Entries supplied

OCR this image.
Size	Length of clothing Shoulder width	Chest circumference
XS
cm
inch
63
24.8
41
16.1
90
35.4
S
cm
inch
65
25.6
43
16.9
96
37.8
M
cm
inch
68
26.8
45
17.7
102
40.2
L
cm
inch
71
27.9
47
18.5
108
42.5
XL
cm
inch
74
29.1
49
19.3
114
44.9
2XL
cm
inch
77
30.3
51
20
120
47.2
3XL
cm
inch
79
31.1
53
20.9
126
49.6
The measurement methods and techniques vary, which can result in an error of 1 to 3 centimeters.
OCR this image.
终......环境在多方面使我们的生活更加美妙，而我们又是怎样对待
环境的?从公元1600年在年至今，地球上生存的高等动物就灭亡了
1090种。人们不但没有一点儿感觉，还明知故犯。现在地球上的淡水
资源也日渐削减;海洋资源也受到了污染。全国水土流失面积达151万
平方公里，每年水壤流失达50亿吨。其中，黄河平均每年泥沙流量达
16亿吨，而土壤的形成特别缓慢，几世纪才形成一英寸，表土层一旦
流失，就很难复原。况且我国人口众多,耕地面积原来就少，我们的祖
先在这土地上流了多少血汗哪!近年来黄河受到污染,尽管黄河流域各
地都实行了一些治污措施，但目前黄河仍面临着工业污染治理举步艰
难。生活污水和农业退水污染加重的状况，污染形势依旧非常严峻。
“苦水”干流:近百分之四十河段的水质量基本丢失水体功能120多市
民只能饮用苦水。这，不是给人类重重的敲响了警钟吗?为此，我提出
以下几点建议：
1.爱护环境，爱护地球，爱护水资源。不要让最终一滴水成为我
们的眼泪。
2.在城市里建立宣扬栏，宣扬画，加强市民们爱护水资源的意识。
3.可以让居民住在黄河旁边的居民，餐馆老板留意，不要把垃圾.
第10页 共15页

Your goal
Every entry above needs to be quoted exactly.

Task solution
OCR this image.
Size	Length of clothing Shoulder width	Chest circumference
XS
cm
inch
63
24.8
41
16.1
90
35.4
S
cm
inch
65
25.6
43
16.9
96
37.8
M
cm
inch
68
26.8
45
17.7
102
40.2
L
cm
inch
71
27.9
47
18.5
108
42.5
XL
cm
inch
74
29.1
49
19.3
114
44.9
2XL
cm
inch
77
30.3
51
20
120
47.2
3XL
cm
inch
79
31.1
53
20.9
126
49.6
The measurement methods and techniques vary, which can result in an error of 1 to 3 centimeters.
OCR this image.
终......环境在多方面使我们的生活更加美妙，而我们又是怎样对待
环境的?从公元1600年在年至今，地球上生存的高等动物就灭亡了
1090种。人们不但没有一点儿感觉，还明知故犯。现在地球上的淡水
资源也日渐削减;海洋资源也受到了污染。全国水土流失面积达151万
平方公里，每年水壤流失达50亿吨。其中，黄河平均每年泥沙流量达
16亿吨，而土壤的形成特别缓慢，几世纪才形成一英寸，表土层一旦
流失，就很难复原。况且我国人口众多,耕地面积原来就少，我们的祖
先在这土地上流了多少血汗哪!近年来黄河受到污染,尽管黄河流域各
地都实行了一些治污措施，但目前黄河仍面临着工业污染治理举步艰
难。生活污水和农业退水污染加重的状况，污染形势依旧非常严峻。
“苦水”干流:近百分之四十河段的水质量基本丢失水体功能120多市
民只能饮用苦水。这，不是给人类重重的敲响了警钟吗?为此，我提出
以下几点建议：
1.爱护环境，爱护地球，爱护水资源。不要让最终一滴水成为我
们的眼泪。
2.在城市里建立宣扬栏，宣扬画，加强市民们爱护水资源的意识。
3.可以让居民住在黄河旁边的居民，餐馆老板留意，不要把垃圾.
第10页 共15页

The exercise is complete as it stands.